Transcribe the entries below exactly; leave every image out.

___ Material supplied ___

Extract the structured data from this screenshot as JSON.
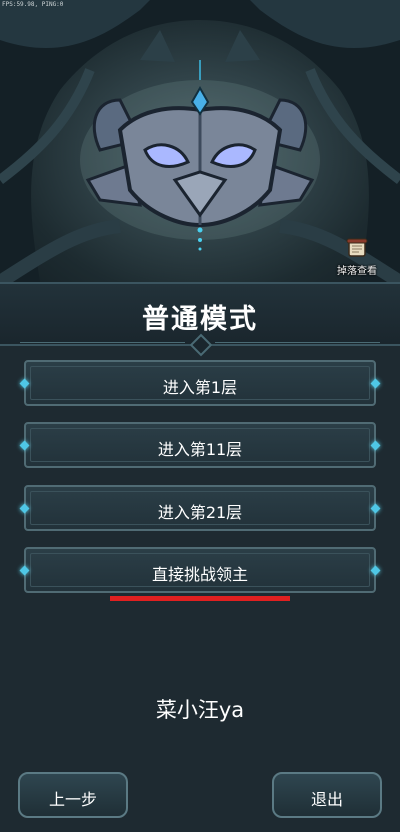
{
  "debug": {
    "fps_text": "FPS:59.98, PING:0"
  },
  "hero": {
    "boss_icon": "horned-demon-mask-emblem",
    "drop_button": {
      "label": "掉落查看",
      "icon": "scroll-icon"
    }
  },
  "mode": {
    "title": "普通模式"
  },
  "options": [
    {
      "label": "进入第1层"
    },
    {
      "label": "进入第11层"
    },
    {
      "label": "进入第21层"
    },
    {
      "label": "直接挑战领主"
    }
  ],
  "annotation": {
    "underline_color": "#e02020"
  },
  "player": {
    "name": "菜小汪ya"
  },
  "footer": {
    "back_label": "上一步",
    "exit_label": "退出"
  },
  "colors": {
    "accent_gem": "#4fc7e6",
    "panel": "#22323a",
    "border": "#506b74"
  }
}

___

Response.
Extract the structured data from this screenshot as JSON.
{
  "debug": {
    "fps_text": "FPS:59.98, PING:0"
  },
  "hero": {
    "boss_icon": "horned-demon-mask-emblem",
    "drop_button": {
      "label": "掉落查看",
      "icon": "scroll-icon"
    }
  },
  "mode": {
    "title": "普通模式"
  },
  "options": [
    {
      "label": "进入第1层"
    },
    {
      "label": "进入第11层"
    },
    {
      "label": "进入第21层"
    },
    {
      "label": "直接挑战领主"
    }
  ],
  "annotation": {
    "underline_color": "#e02020"
  },
  "player": {
    "name": "菜小汪ya"
  },
  "footer": {
    "back_label": "上一步",
    "exit_label": "退出"
  },
  "colors": {
    "accent_gem": "#4fc7e6",
    "panel": "#22323a",
    "border": "#506b74"
  }
}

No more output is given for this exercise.